» **Petikan Teks**:
►

Gender dan Tata Kelola Hutan
Pembahasan tentang tata kelola hutan di Indonesia, termasuk di dalamnya kajian tentang tenurial hutan, selama ini lebih banyak memusatkan perhatian pada proses kontestasi antara negara dan masyarakat, khususnya masyarakat adat dan masyarakat lokal lainnya. "Masyarakat" sering dilihat sebagai entitas homogen. Masih terdapat keterbatasan perhatian pada heterogenitas "masyarakat," di mana gender, kelas, etnis, agama, dan aspek sosial budaya lainnya memberikan kontribusi penting untuk pembentukan sub-kelompok di dalam "komunitas" serta ragam identitas para anggota masing-masing sub-kelompok tersebut, yang selanjutnya berpengaruh pada sistem tenurial hutan. Selain itu, aspek gender dan beragam bentuk ketidakadilan gender di dalam tenurial hutan dan tata kelola hutan, seperti yang dialami oleh banyak perempuan dari berbagai kelas sosial dan beragam latar belakang, belum menjadi aspek penting dalam penelitian maupun program kerja ornop dan beragam pihak lain (Siscawati dan Mahaningtyas 2012).
Terlepas dari terbatasnya perhatian pada aspek gender dalam tata kelola hutan, beberapa kajian menunjukkan bahwa perempuan adat dan perempuan komunitas lokal dari berbagai kelas sosial yang berbeda memiliki beragam bentuk relasi dengan lahan hutan dan sumber daya hutan. Perempuan adat dan perempuan komunitas lokal memainkan peran penting dalam mengelola lahan hutan dan sumber daya hutan. Seorang perempuan dapat memiliki berbagai akses ke petak-petak tanah yang berbeda, mulai dari tanahnya sendiri, tanah suaminya , tanah suami-isteri, tanah kerabatnya atau tanah tetangga, serta tanah-tanah pihak lainnya (termasuk yg dikuasai negara). Beragam identitas yang melekat pada seorang individu perempuan terkait latar belakang sosialnya akan mempengaruhi posisi nya dalam sistem tenurial hutan di tingkat rumah tangga, keluarga besar, klan, komunitas, hingga ke tingkat yang lebih tinggi. Dalam memperoleh akses atas lahan hutan dan sumber daya hutan, perempuan adat dan perempuan komunitas lokal mendapatkan dan mempertahankan akses atas tanah dan sumber daya hutan dari para pihak yang memiliki kontrol melalui berbagai mekanisme, proses dan relasi sosial dengan berbagai pihak di berbagai tingkatan, mulai dari rumah tangga, keluarga besar, klan, komunitas, hingga negara.

◄

» **Tujuan Tugas**:
**a.** Jawablah pertanyaan berikut berdasarkan petikan tentang gender dan tata kelola hutan:
(i) Apa yang sering dilihat sebagai entitas homogen?
(ii) Kajian siapa yang dirujuk, beserta tahunnya?
(iii) Siapa yang memainkan peran penting dalam mengelola lahan hutan dan sumber daya hutan?
**b.** Sebutkan semua jenis tanah yang dapat diakses seorang perempuan menurut petikan tentang gender dan tata kelola hutan.
**c.** Teruskan petikan tentang gender dan tata kelola hutan, mulai setelah kalimat terakhirnya.
Catatan berikut diambil dari sumber yang berbeda.

» **Data yang Tersedia**:
►

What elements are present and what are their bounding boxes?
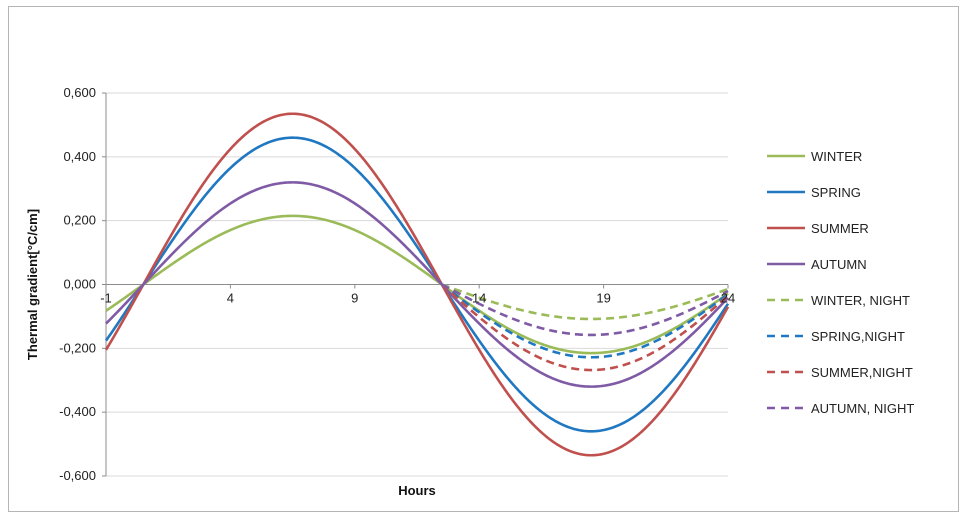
series-line-winter-night-part (441, 283, 729, 355)
legend-label: SUMMER,NIGHT (811, 365, 913, 380)
x-axis-title: Hours (398, 483, 436, 498)
series-line-summer-night (441, 283, 729, 372)
series-line-autumn-night-part (440, 283, 729, 388)
chart-frame: -1 4 9 14 19 24 0,600 0,400 0,200 0,000 -0,200 -0,4… (8, 6, 959, 512)
y-tick-label: 0,200 (63, 213, 96, 228)
y-tick-label: 0,400 (63, 149, 96, 164)
x-tick-label: 19 (596, 291, 610, 306)
legend-label: WINTER, NIGHT (811, 293, 910, 308)
legend-label: AUTUMN, NIGHT (811, 401, 914, 416)
axis-layer (102, 92, 729, 477)
x-tick-label: -1 (100, 291, 112, 306)
legend-label: SPRING,NIGHT (811, 329, 905, 344)
series-line-spring-night-part (440, 283, 730, 433)
y-tick-label: -0,200 (59, 340, 96, 355)
series-line-autumn-night (441, 283, 729, 337)
chart-svg: -1 4 9 14 19 24 0,600 0,400 0,200 0,000 -0,200 -0,4… (25, 85, 914, 498)
y-axis-title: Thermal gradient[°C/cm] (25, 209, 40, 360)
series-line-spring-night (441, 283, 729, 359)
x-tick-label: 9 (351, 291, 358, 306)
series-line-summer-night-part (440, 283, 730, 457)
series-line-autumn (105, 181, 443, 325)
legend: WINTER SPRING SUMMER AUTUMN WINTER, NIGHT SPR… (767, 149, 914, 416)
series-line-winter-night (441, 283, 729, 321)
legend-label: SPRING (811, 185, 861, 200)
y-tick-label: -0,400 (59, 404, 96, 419)
y-tick-label: 0,600 (63, 85, 96, 100)
series-layer (104, 112, 730, 457)
x-tick-label: 4 (227, 291, 234, 306)
legend-label: AUTUMN (811, 257, 867, 272)
y-tick-label: -0,600 (59, 468, 96, 483)
series-line-spring (104, 136, 443, 342)
series-line-summer (104, 112, 444, 351)
legend-label: SUMMER (811, 221, 869, 236)
x-tick-label: 14 (472, 291, 486, 306)
y-tick-label: 0,000 (63, 277, 96, 292)
tick-label-layer: -1 4 9 14 19 24 0,600 0,400 0,200 0,000 -0,200 -0,4… (59, 85, 735, 483)
series-line-winter (105, 214, 443, 312)
x-tick-label: 24 (721, 291, 735, 306)
legend-label: WINTER (811, 149, 862, 164)
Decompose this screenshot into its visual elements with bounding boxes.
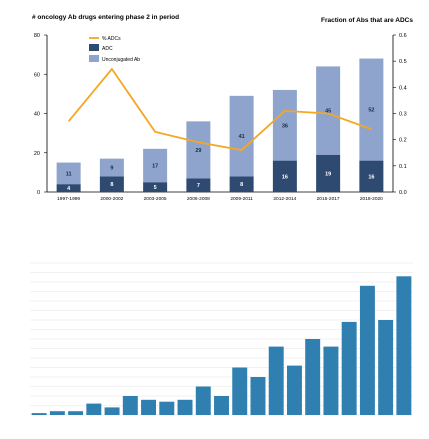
y-tick-label: 20 bbox=[34, 151, 40, 157]
data-label-adc: 16 bbox=[368, 174, 374, 180]
y2-tick-label: 0.1 bbox=[399, 164, 407, 170]
bar-unconjugated bbox=[316, 66, 341, 155]
bar bbox=[286, 365, 302, 415]
bar bbox=[323, 346, 339, 415]
bar-unconjugated bbox=[229, 95, 254, 177]
y2-tick-label: 0.4 bbox=[399, 85, 407, 91]
y2-tick-label: 0.0 bbox=[399, 190, 407, 196]
chart-title: # oncology Ab drugs entering phase 2 in … bbox=[32, 14, 179, 21]
bar-unconjugated bbox=[186, 121, 211, 179]
data-label-unconjugated: 36 bbox=[282, 123, 288, 129]
bar bbox=[31, 413, 47, 415]
data-label-adc: 5 bbox=[154, 185, 157, 191]
x-tick-label: 2018-2020 bbox=[360, 196, 383, 202]
bar bbox=[305, 339, 321, 415]
data-label-adc: 8 bbox=[240, 182, 243, 188]
bar-chart bbox=[30, 262, 413, 416]
y2-tick-label: 0.2 bbox=[399, 138, 407, 144]
right-axis-title: Fraction of Abs that are ADCs bbox=[321, 17, 413, 24]
x-tick-label: 1997-1999 bbox=[57, 196, 80, 202]
data-label-adc: 19 bbox=[325, 171, 331, 177]
bar-adc bbox=[229, 176, 254, 192]
y-tick-label: 60 bbox=[34, 72, 40, 78]
y-tick-label: 80 bbox=[34, 33, 40, 39]
x-tick-label: 2000-2002 bbox=[100, 196, 123, 202]
data-label-adc: 16 bbox=[282, 174, 288, 180]
bar-unconjugated bbox=[99, 158, 124, 177]
bar bbox=[396, 276, 412, 415]
legend-label-adc: ADC bbox=[102, 46, 113, 52]
legend-swatch-adc bbox=[89, 44, 99, 51]
legend-swatch-unconjugated bbox=[89, 55, 99, 62]
bar bbox=[68, 411, 84, 415]
data-label-adc: 7 bbox=[197, 183, 200, 189]
bar bbox=[214, 396, 229, 415]
data-label-unconjugated: 29 bbox=[195, 148, 201, 154]
bar-adc bbox=[316, 154, 341, 192]
y2-tick-label: 0.6 bbox=[399, 33, 407, 39]
y-tick-label: 0 bbox=[37, 190, 40, 196]
bar bbox=[359, 285, 375, 415]
bar bbox=[177, 399, 193, 415]
bar-unconjugated bbox=[56, 162, 81, 185]
bar-adc bbox=[186, 178, 211, 192]
y2-tick-label: 0.3 bbox=[399, 112, 407, 118]
y2-tick-label: 0.5 bbox=[399, 59, 407, 65]
legend-label-unconjugated: Unconjugated Ab bbox=[102, 57, 140, 63]
bar-unconjugated bbox=[272, 89, 297, 161]
bar bbox=[49, 411, 65, 415]
x-tick-label: 2006-2008 bbox=[187, 196, 210, 202]
legend-label-pct-adcs: % ADCs bbox=[102, 36, 121, 42]
bar bbox=[341, 321, 357, 415]
data-label-unconjugated: 11 bbox=[66, 171, 72, 177]
bar-adc bbox=[143, 182, 168, 192]
bar-adc bbox=[359, 160, 384, 192]
data-label-unconjugated: 9 bbox=[110, 165, 113, 171]
data-label-unconjugated: 45 bbox=[325, 109, 331, 115]
chart-legend: % ADCs ADC Unconjugated Ab bbox=[89, 36, 140, 63]
x-tick-label: 2012-2014 bbox=[273, 196, 296, 202]
bar-adc bbox=[99, 176, 124, 192]
y-tick-label: 40 bbox=[34, 112, 40, 118]
data-label-unconjugated: 17 bbox=[152, 164, 158, 170]
bar bbox=[268, 346, 284, 415]
bar bbox=[122, 396, 138, 415]
data-label-unconjugated: 41 bbox=[239, 134, 245, 140]
bar-unconjugated bbox=[143, 148, 168, 183]
bar-adc bbox=[56, 184, 81, 192]
bar bbox=[232, 367, 248, 415]
data-label-adc: 8 bbox=[110, 182, 113, 188]
stacked-bar-chart: # oncology Ab drugs entering phase 2 in … bbox=[32, 14, 413, 202]
bar bbox=[250, 377, 266, 415]
data-label-adc: 4 bbox=[67, 186, 71, 192]
bar bbox=[141, 399, 157, 415]
bar bbox=[378, 320, 394, 415]
bar-unconjugated bbox=[359, 58, 384, 161]
x-tick-label: 2009-2011 bbox=[230, 196, 253, 202]
bar bbox=[104, 407, 120, 415]
data-label-unconjugated: 52 bbox=[368, 108, 374, 114]
line-pct-adcs bbox=[67, 67, 372, 152]
bar bbox=[159, 401, 175, 415]
bar bbox=[86, 403, 102, 415]
x-tick-label: 2003-2005 bbox=[144, 196, 167, 202]
bar-adc bbox=[272, 160, 297, 192]
x-tick-label: 2015-2017 bbox=[317, 196, 340, 202]
bar bbox=[195, 386, 211, 415]
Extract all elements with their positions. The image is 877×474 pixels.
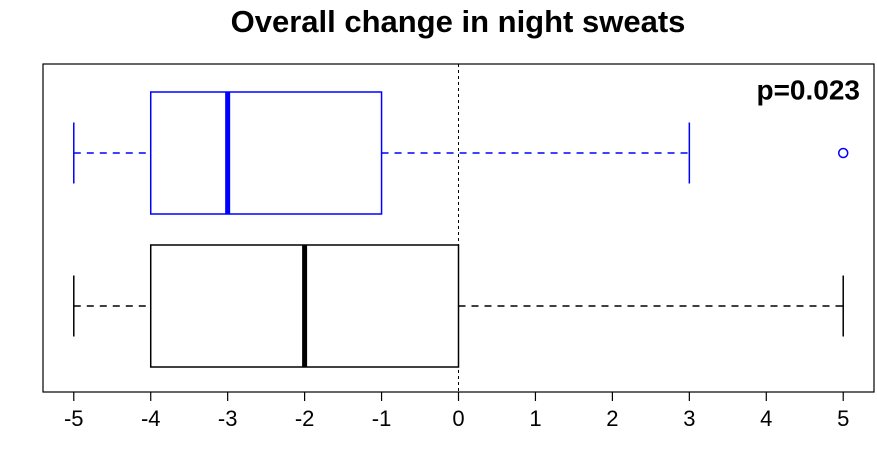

◄

» **Jawaban yang Diharapkan**:
**a.**
(i) "Masyarakat"
(ii) Siscawati dan Mahaningtyas, 2012
(iii) Perempuan adat dan perempuan komunitas lokal

**b.**
- Tanahnya sendiri
- Tanah suaminya
- Tanah suami-isteri
- Tanah kerabatnya
- Tanah tetangga
- Tanah-tanah pihak lainnya (termasuk yang dikuasai negara)

**c.**
Case Study
Masyarakat pinggir hutan khususnya perempuan tersebut memiliki tugas untuk mencari dan mengumpulkan kayu bakar serta rumput untuk makanan ternak yang biasanya mereka mengambil di dalam hutan. Karena adanya penjagaan yang sangat ketat, terpaksa mereka harus melakukannya pada sore menjelang malam hari secara sembunyi-sembunyi untuk menghindari petugas hutan.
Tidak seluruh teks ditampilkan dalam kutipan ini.